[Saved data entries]
★ ★ ★ ★ ★

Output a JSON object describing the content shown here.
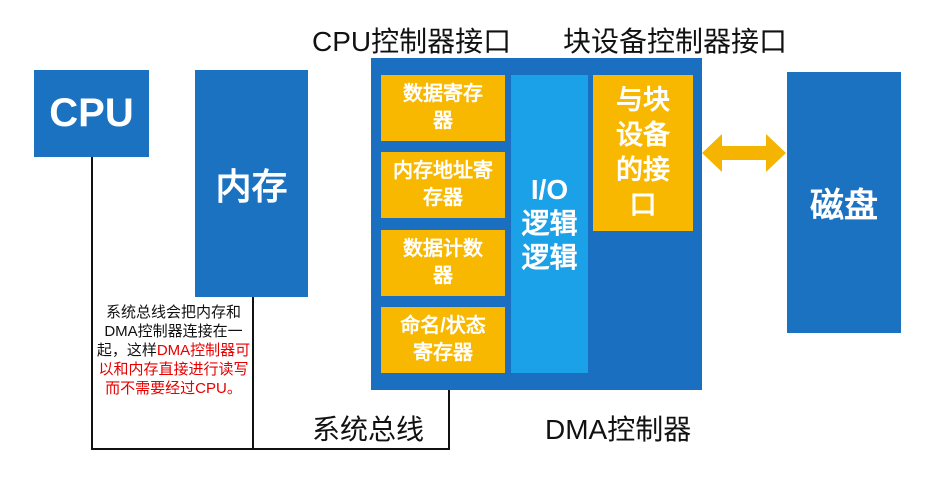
{
  "headers": {
    "cpu_interface": "CPU控制器接口",
    "block_interface": "块设备控制器接口"
  },
  "boxes": {
    "cpu": "CPU",
    "memory": "内存",
    "disk": "磁盘"
  },
  "dma": {
    "registers": [
      "数据寄存器",
      "内存地址寄存器",
      "数据计数器",
      "命名/状态寄存器"
    ],
    "io_logic": "I/O逻辑逻辑",
    "block_device_interface": "与块设备的接口",
    "label": "DMA控制器"
  },
  "bus_label": "系统总线",
  "note": {
    "black": "系统总线会把内存和DMA控制器连接在一起，这样",
    "red": "DMA控制器可以和内存直接进行读写而不需要经过CPU。"
  },
  "colors": {
    "blue": "#1a72c0",
    "dma_blue": "#1a6fc0",
    "cyan": "#1ba1e8",
    "orange": "#f8b800",
    "arrow": "#f5b400",
    "note_red": "#e60000"
  }
}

★ ★ ★ ★ ★

Print the complete listing exactly as it stands, without its pictures.

Output a JSON object describing the content shown here.
{
  "headers": {
    "cpu_interface": "CPU控制器接口",
    "block_interface": "块设备控制器接口"
  },
  "boxes": {
    "cpu": "CPU",
    "memory": "内存",
    "disk": "磁盘"
  },
  "dma": {
    "registers": [
      "数据寄存器",
      "内存地址寄存器",
      "数据计数器",
      "命名/状态寄存器"
    ],
    "io_logic": "I/O逻辑逻辑",
    "block_device_interface": "与块设备的接口",
    "label": "DMA控制器"
  },
  "bus_label": "系统总线",
  "note": {
    "black": "系统总线会把内存和DMA控制器连接在一起，这样",
    "red": "DMA控制器可以和内存直接进行读写而不需要经过CPU。"
  },
  "colors": {
    "blue": "#1a72c0",
    "dma_blue": "#1a6fc0",
    "cyan": "#1ba1e8",
    "orange": "#f8b800",
    "arrow": "#f5b400",
    "note_red": "#e60000"
  }
}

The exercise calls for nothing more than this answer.